__Exercise goal__: Draw out every line with the word "finansinspektionens" from the listing below.

__Data provided__:
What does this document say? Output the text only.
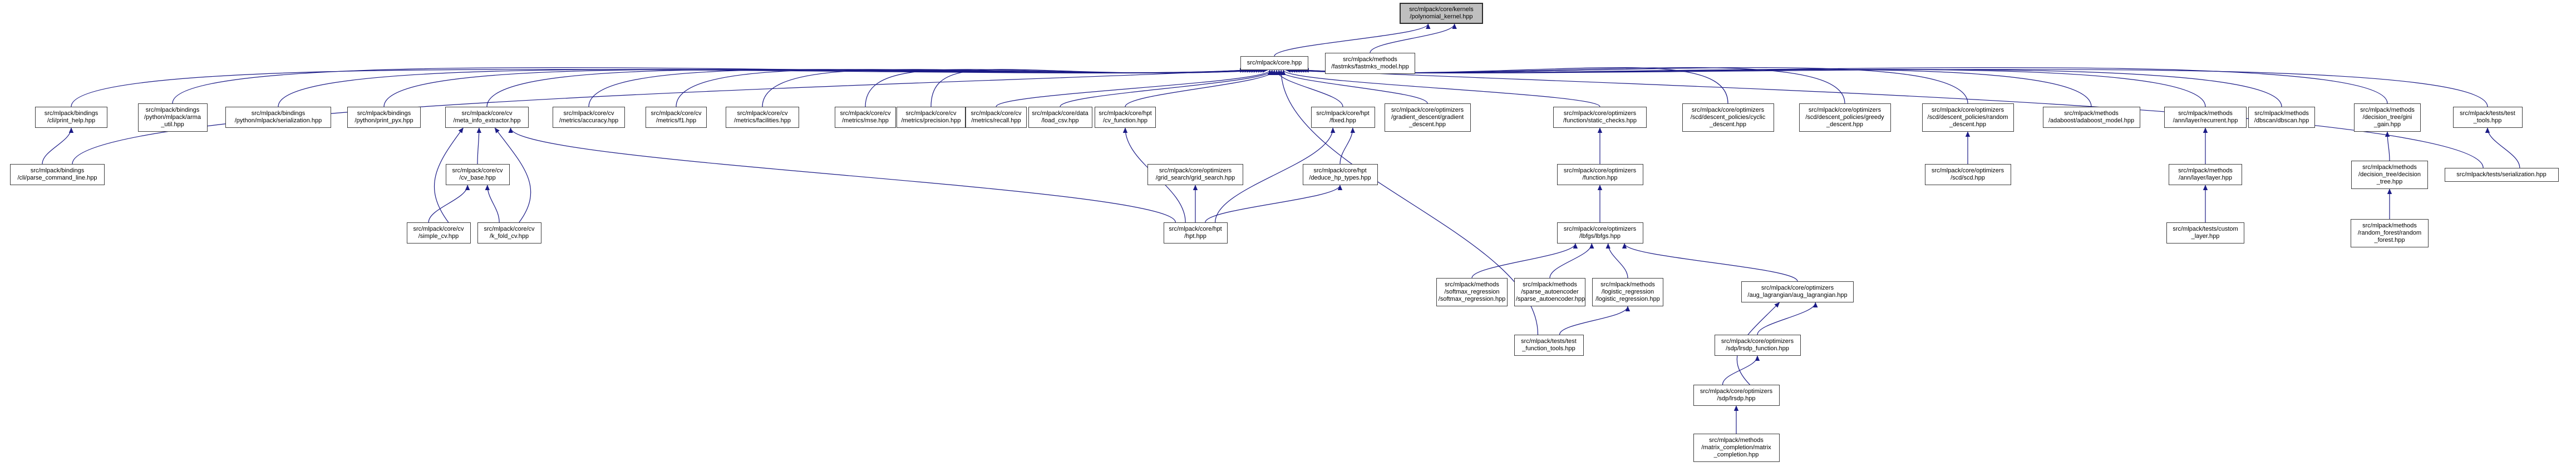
src/mlpack/core/kernels
/polynomial_kernel.hpp
src/mlpack/core.hpp	src/mlpack/methods
/fastmks/fastmks_model.hpp
src/mlpack/bindings
/cli/print_help.hpp
src/mlpack/bindings
/python/mlpack/arma
_util.hpp
src/mlpack/bindings
/python/mlpack/serialization.hpp
src/mlpack/bindings
/python/print_pyx.hpp
src/mlpack/core/cv
/meta_info_extractor.hpp
src/mlpack/core/cv
/metrics/accuracy.hpp
src/mlpack/core/cv
/metrics/f1.hpp
src/mlpack/core/cv
/metrics/facilities.hpp
src/mlpack/core/cv
/metrics/mse.hpp
src/mlpack/core/cv
/metrics/precision.hpp
src/mlpack/core/cv
/metrics/recall.hpp
src/mlpack/core/data
/load_csv.hpp
src/mlpack/core/hpt
/cv_function.hpp
src/mlpack/core/hpt
/fixed.hpp
src/mlpack/core/optimizers
/gradient_descent/gradient
_descent.hpp
src/mlpack/core/optimizers
/function/static_checks.hpp
src/mlpack/core/optimizers
/scd/descent_policies/cyclic
_descent.hpp
src/mlpack/core/optimizers
/scd/descent_policies/greedy
_descent.hpp
src/mlpack/core/optimizers
/scd/descent_policies/random
_descent.hpp
src/mlpack/methods
/adaboost/adaboost_model.hpp
src/mlpack/methods
/ann/layer/recurrent.hpp
src/mlpack/methods
/dbscan/dbscan.hpp
src/mlpack/methods
/decision_tree/gini
_gain.hpp
src/mlpack/tests/test
_tools.hpp
src/mlpack/bindings
/cli/parse_command_line.hpp
src/mlpack/core/cv
/cv_base.hpp
src/mlpack/core/optimizers
/grid_search/grid_search.hpp
src/mlpack/core/hpt
/deduce_hp_types.hpp
src/mlpack/core/optimizers
/function.hpp
src/mlpack/core/optimizers
/scd/scd.hpp
src/mlpack/methods
/ann/layer/layer.hpp
src/mlpack/methods
/decision_tree/decision
_tree.hpp
src/mlpack/tests/serialization.hpp
src/mlpack/core/cv
/simple_cv.hpp
src/mlpack/core/cv
/k_fold_cv.hpp
src/mlpack/core/hpt
/hpt.hpp
src/mlpack/core/optimizers
/lbfgs/lbfgs.hpp
src/mlpack/tests/custom
_layer.hpp
src/mlpack/methods
/random_forest/random
_forest.hpp
src/mlpack/methods
/softmax_regression
/softmax_regression.hpp
src/mlpack/methods
/sparse_autoencoder
/sparse_autoencoder.hpp
src/mlpack/methods
/logistic_regression
/logistic_regression.hpp
src/mlpack/core/optimizers
/aug_lagrangian/aug_lagrangian.hpp
src/mlpack/tests/test
_function_tools.hpp
src/mlpack/core/optimizers
/sdp/lrsdp_function.hpp
src/mlpack/core/optimizers
/sdp/lrsdp.hpp
src/mlpack/methods
/matrix_completion/matrix
_completion.hpp
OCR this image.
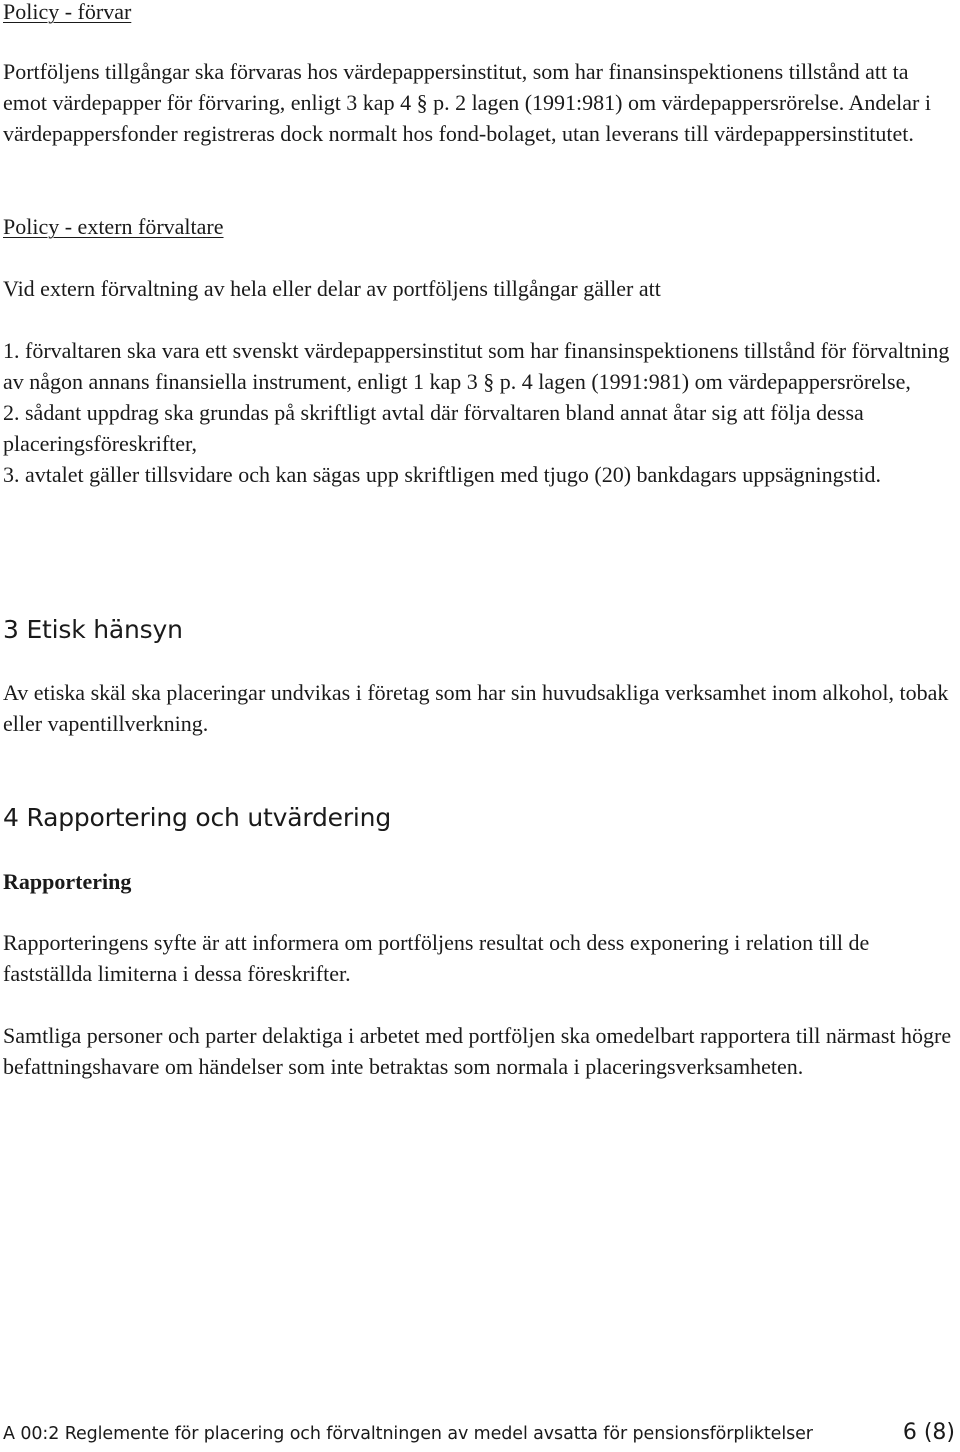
Policy - förvar

Portföljens tillgångar ska förvaras hos värdepappersinstitut, som har finansinspektionens tillstånd att ta emot värdepapper för förvaring, enligt 3 kap 4 § p. 2 lagen (1991:981) om värdepappersrörelse. Andelar i värdepappersfonder registreras dock normalt hos fond-bolaget, utan leverans till värdepappersinstitutet.

Policy - extern förvaltare

Vid extern förvaltning av hela eller delar av portföljens tillgångar gäller att

1. förvaltaren ska vara ett svenskt värdepappersinstitut som har finansinspektionens tillstånd för förvaltning av någon annans finansiella instrument, enligt 1 kap 3 § p. 4 lagen (1991:981) om värdepappersrörelse,
2. sådant uppdrag ska grundas på skriftligt avtal där förvaltaren bland annat åtar sig att följa dessa placeringsföreskrifter,
3. avtalet gäller tillsvidare och kan sägas upp skriftligen med tjugo (20) bankdagars uppsägningstid.
3 Etisk hänsyn

Av etiska skäl ska placeringar undvikas i företag som har sin huvudsakliga verksamhet inom alkohol, tobak eller vapentillverkning.

4 Rapportering och utvärdering
Rapportering

Rapporteringens syfte är att informera om portföljens resultat och dess exponering i relation till de fastställda limiterna i dessa föreskrifter.

Samtliga personer och parter delaktiga i arbetet med portföljen ska omedelbart rapportera till närmast högre befattningshavare om händelser som inte betraktas som normala i placeringsverksamheten.

A 00:2 Reglemente för placering och förvaltningen av medel avsatta för pensionsförpliktelser	6 (8)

__Written solution__:
Portföljens tillgångar ska förvaras hos värdepappersinstitut, som har finansinspektionens tillstånd att ta emot värdepapper för förvaring, enligt 3 kap 4 § p. 2 lagen (1991:981) om värdepappersrörelse. Andelar i värdepappersfonder registreras dock normalt hos fond-bolaget, utan leverans till värdepappersinstitutet.
1. förvaltaren ska vara ett svenskt värdepappersinstitut som har finansinspektionens tillstånd för förvaltning av någon annans finansiella instrument, enligt 1 kap 3 § p. 4 lagen (1991:981) om värdepappersrörelse,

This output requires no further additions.